TASK TO CARRY OUT =>
Pick out the lines in the listing below that contain the word "this" and copy them.

TASK DATA =>

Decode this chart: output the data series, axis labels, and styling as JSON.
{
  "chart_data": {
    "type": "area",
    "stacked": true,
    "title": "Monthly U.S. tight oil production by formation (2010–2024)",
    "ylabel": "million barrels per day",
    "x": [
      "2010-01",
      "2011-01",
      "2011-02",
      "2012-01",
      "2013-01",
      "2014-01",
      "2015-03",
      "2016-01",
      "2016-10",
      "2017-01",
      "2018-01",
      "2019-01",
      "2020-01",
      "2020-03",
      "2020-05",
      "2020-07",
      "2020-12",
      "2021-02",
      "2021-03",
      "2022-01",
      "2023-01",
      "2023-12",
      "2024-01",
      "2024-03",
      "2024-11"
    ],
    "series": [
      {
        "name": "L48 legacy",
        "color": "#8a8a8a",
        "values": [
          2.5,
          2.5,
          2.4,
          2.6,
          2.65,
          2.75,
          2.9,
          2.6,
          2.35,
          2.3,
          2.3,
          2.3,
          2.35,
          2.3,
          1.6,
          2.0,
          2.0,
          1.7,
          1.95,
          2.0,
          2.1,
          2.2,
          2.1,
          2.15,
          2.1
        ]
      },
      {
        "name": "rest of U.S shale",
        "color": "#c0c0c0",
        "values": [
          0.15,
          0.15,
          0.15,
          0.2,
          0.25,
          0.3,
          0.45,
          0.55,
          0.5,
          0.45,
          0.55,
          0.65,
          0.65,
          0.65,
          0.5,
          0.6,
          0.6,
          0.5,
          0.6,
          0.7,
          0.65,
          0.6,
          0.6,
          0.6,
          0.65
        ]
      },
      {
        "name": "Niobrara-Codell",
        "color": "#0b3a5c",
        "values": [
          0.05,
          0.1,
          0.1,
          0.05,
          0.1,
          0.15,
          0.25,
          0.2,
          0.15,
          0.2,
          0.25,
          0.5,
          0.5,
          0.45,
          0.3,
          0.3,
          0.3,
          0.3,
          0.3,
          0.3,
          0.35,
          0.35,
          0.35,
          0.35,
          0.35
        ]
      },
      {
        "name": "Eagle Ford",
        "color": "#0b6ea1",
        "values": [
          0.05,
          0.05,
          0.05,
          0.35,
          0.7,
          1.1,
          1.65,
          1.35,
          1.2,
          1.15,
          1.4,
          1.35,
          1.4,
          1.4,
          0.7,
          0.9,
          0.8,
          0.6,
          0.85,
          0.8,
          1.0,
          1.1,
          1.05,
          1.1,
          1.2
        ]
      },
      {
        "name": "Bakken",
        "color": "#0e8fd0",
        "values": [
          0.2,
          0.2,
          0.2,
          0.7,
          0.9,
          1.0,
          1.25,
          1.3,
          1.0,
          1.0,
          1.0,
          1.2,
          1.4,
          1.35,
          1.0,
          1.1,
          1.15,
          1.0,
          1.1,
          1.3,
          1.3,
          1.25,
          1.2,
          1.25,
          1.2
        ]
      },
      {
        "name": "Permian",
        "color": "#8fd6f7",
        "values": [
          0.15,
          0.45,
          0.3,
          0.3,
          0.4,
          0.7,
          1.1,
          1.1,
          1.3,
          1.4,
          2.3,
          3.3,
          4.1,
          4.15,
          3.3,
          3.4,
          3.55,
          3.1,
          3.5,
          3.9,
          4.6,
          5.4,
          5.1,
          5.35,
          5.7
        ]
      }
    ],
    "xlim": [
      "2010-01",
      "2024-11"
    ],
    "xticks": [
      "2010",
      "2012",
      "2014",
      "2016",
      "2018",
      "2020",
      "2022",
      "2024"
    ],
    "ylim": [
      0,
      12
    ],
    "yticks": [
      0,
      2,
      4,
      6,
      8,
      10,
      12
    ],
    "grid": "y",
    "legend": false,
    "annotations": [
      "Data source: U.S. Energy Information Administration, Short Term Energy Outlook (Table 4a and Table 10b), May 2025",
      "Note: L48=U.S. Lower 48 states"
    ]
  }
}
---
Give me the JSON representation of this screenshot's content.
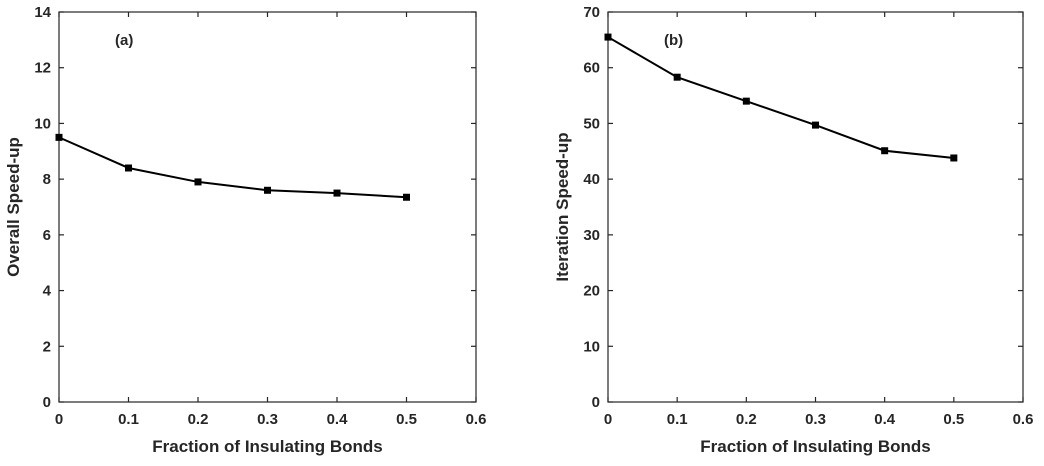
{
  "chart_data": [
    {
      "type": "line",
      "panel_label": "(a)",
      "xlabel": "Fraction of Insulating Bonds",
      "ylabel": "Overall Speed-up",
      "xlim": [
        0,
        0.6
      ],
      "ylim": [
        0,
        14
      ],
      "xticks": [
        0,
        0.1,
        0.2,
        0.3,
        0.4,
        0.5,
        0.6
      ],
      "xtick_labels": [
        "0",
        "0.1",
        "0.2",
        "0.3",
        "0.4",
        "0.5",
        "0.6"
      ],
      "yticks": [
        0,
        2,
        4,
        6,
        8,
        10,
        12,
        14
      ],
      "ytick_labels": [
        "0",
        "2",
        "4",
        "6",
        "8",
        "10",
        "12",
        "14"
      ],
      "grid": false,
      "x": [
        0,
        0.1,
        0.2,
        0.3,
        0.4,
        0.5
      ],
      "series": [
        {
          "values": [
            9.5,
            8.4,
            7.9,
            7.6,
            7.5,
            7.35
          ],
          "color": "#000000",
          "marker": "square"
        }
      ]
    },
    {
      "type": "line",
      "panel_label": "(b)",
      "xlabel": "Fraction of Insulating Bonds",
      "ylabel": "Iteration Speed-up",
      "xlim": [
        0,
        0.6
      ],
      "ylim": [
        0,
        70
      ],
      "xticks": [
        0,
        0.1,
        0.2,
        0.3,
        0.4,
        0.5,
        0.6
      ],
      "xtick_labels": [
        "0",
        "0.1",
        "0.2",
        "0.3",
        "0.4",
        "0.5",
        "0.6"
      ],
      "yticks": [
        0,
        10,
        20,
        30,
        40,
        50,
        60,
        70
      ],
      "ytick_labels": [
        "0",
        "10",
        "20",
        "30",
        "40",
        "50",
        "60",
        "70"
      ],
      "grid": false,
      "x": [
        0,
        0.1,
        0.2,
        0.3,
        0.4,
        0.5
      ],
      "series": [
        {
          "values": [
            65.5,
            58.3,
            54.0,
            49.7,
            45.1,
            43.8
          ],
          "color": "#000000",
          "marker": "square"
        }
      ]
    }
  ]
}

THE ANSWER =>
Decode this chart: output the data series, axis labels, and styling as JSON.
Give me the JSON representation of this screenshot's content.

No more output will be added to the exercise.